### Instructions to follow
Each line of the material below should be reproduced exactly.

(Dataset entries)
——

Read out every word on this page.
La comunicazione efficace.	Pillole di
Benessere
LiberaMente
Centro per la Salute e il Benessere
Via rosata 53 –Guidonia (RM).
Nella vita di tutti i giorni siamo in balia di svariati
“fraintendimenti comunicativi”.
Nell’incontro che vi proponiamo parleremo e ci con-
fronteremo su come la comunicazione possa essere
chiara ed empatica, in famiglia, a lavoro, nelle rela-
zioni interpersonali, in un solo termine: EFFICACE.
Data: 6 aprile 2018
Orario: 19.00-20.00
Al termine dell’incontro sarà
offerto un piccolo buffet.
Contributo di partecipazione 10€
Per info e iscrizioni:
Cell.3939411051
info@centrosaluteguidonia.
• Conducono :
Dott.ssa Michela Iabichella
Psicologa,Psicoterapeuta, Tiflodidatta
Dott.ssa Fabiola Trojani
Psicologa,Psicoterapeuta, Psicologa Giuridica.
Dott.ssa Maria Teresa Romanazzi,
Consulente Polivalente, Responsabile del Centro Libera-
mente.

——

### Task output
Read out every word on this page.
La comunicazione efficace.	Pillole di
Benessere
LiberaMente
Centro per la Salute e il Benessere
Via rosata 53 –Guidonia (RM).
Nella vita di tutti i giorni siamo in balia di svariati
“fraintendimenti comunicativi”.
Nell’incontro che vi proponiamo parleremo e ci con-
fronteremo su come la comunicazione possa essere
chiara ed empatica, in famiglia, a lavoro, nelle rela-
zioni interpersonali, in un solo termine: EFFICACE.
Data: 6 aprile 2018
Orario: 19.00-20.00
Al termine dell’incontro sarà
offerto un piccolo buffet.
Contributo di partecipazione 10€
Per info e iscrizioni:
Cell.3939411051
info@centrosaluteguidonia.
• Conducono :
Dott.ssa Michela Iabichella
Psicologa,Psicoterapeuta, Tiflodidatta
Dott.ssa Fabiola Trojani
Psicologa,Psicoterapeuta, Psicologa Giuridica.
Dott.ssa Maria Teresa Romanazzi,
Consulente Polivalente, Responsabile del Centro Libera-
mente.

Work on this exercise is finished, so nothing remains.